Set task ::
For every line in the records that has the word "content", make a copy.
+++ Listed entries +++
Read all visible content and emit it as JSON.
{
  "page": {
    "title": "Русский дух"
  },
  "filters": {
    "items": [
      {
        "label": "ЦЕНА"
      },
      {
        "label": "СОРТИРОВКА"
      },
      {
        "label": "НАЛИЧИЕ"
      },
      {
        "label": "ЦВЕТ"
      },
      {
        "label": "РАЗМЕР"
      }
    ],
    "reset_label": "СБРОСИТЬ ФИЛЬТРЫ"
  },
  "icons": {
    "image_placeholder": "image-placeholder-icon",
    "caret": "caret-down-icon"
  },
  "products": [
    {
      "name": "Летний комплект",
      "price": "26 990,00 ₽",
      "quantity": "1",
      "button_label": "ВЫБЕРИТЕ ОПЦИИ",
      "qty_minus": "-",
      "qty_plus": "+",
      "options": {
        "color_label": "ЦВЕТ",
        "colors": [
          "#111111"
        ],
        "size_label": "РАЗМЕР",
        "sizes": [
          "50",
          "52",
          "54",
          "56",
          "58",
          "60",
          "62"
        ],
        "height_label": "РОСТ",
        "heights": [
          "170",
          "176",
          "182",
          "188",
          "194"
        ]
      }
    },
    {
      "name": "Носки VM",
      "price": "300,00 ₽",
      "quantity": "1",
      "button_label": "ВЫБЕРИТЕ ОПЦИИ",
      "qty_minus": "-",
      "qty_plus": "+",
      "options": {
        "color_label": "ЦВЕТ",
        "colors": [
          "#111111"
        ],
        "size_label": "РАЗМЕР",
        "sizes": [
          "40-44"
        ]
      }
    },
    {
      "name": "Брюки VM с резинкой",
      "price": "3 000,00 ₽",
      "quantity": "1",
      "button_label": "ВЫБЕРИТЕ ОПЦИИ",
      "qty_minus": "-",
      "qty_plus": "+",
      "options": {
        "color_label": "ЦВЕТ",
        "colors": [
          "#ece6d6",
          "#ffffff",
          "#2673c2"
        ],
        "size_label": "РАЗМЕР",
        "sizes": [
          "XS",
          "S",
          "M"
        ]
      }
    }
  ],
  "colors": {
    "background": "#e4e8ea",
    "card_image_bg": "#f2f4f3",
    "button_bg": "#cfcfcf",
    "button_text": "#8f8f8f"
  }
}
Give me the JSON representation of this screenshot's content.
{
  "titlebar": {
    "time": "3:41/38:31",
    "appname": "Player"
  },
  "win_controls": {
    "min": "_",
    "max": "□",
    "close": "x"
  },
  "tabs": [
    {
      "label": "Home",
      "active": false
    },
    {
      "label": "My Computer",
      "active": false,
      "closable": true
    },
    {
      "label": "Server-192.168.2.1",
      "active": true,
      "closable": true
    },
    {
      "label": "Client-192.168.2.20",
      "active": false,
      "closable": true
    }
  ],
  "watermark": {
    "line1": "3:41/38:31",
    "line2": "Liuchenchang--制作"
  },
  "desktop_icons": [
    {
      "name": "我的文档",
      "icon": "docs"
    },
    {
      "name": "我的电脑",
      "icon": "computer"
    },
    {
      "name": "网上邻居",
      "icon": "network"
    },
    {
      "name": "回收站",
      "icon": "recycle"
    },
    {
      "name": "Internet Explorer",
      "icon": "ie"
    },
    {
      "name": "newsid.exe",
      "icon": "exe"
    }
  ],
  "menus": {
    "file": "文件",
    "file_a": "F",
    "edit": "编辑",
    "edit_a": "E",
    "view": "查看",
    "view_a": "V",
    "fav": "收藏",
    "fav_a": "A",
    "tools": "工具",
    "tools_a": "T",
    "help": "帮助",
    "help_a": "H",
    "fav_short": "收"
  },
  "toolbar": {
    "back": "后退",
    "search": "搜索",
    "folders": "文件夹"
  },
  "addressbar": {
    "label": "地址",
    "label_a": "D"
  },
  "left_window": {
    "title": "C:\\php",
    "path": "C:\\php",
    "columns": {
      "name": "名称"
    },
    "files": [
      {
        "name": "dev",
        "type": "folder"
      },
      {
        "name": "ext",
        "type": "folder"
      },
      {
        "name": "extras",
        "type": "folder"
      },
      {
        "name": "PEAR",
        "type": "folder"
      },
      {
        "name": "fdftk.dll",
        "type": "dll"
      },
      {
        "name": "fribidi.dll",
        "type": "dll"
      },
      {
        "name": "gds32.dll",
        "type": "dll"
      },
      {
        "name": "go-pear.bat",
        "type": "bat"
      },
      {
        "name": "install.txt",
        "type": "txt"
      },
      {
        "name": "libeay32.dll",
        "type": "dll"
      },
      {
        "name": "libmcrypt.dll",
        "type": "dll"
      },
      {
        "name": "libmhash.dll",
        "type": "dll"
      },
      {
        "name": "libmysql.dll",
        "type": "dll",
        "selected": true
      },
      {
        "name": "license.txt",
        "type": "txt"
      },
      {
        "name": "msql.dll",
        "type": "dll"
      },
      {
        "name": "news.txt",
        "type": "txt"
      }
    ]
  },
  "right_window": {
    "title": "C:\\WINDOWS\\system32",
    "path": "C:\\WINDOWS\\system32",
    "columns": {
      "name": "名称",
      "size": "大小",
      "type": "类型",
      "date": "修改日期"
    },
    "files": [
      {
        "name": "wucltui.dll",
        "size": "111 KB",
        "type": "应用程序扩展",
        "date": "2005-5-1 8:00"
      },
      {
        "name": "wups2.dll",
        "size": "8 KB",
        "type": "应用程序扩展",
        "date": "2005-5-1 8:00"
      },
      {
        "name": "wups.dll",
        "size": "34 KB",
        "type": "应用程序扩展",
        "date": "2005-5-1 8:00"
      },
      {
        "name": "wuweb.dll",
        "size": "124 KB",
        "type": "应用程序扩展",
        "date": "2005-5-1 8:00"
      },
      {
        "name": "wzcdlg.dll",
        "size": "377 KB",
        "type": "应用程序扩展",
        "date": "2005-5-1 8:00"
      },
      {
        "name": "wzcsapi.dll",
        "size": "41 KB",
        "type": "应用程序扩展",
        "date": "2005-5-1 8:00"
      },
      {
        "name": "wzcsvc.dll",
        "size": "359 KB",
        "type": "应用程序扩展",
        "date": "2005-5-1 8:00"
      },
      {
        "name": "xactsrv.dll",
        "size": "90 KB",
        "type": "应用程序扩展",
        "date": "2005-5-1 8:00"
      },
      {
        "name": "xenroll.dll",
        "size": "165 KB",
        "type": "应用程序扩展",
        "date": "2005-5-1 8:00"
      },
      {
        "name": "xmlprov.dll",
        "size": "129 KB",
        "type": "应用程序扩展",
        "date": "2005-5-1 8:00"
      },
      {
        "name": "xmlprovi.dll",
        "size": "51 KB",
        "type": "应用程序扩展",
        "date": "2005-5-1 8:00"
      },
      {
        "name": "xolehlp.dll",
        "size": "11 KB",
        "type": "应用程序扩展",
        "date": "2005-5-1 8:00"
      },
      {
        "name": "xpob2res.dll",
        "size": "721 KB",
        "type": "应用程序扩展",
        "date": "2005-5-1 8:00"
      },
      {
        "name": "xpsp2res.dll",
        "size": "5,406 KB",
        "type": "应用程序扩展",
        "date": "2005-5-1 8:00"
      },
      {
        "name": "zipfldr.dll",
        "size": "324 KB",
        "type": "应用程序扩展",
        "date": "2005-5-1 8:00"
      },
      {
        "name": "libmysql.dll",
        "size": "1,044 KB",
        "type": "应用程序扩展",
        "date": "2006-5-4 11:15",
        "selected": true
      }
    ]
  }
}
+++
Solution for this exercise ::
Read all visible content and emit it as JSON.
Give me the JSON representation of this screenshot's content.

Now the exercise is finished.